### Dataset

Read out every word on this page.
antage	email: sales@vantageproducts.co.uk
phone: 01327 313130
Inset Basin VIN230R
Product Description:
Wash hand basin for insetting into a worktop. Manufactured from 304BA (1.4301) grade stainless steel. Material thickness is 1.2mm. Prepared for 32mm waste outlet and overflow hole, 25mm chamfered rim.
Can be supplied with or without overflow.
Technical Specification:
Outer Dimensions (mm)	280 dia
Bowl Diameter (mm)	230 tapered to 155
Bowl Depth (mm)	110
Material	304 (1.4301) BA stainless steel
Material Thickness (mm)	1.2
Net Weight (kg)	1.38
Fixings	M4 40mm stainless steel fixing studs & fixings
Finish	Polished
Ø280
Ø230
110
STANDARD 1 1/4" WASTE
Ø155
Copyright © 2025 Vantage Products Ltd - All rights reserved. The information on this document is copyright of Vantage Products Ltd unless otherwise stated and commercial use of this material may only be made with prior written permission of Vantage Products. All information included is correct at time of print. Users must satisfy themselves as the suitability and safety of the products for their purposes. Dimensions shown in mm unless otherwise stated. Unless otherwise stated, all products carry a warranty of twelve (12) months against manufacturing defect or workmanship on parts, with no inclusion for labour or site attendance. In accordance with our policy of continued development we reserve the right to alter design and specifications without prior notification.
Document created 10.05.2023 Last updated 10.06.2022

######

**Stated exercise:**
Please restate the records in full, word for word.

**The result:**
Read out every word on this page.
antage	email: sales@vantageproducts.co.uk
phone: 01327 313130
Inset Basin VIN230R
Product Description:
Wash hand basin for insetting into a worktop. Manufactured from 304BA (1.4301) grade stainless steel. Material thickness is 1.2mm. Prepared for 32mm waste outlet and overflow hole, 25mm chamfered rim.
Can be supplied with or without overflow.
Technical Specification:
Outer Dimensions (mm)	280 dia
Bowl Diameter (mm)	230 tapered to 155
Bowl Depth (mm)	110
Material	304 (1.4301) BA stainless steel
Material Thickness (mm)	1.2
Net Weight (kg)	1.38
Fixings	M4 40mm stainless steel fixing studs & fixings
Finish	Polished
Ø280
Ø230
110
STANDARD 1 1/4" WASTE
Ø155
Copyright © 2025 Vantage Products Ltd - All rights reserved. The information on this document is copyright of Vantage Products Ltd unless otherwise stated and commercial use of this material may only be made with prior written permission of Vantage Products. All information included is correct at time of print. Users must satisfy themselves as the suitability and safety of the products for their purposes. Dimensions shown in mm unless otherwise stated. Unless otherwise stated, all products carry a warranty of twelve (12) months against manufacturing defect or workmanship on parts, with no inclusion for labour or site attendance. In accordance with our policy of continued development we reserve the right to alter design and specifications without prior notification.
Document created 10.05.2023 Last updated 10.06.2022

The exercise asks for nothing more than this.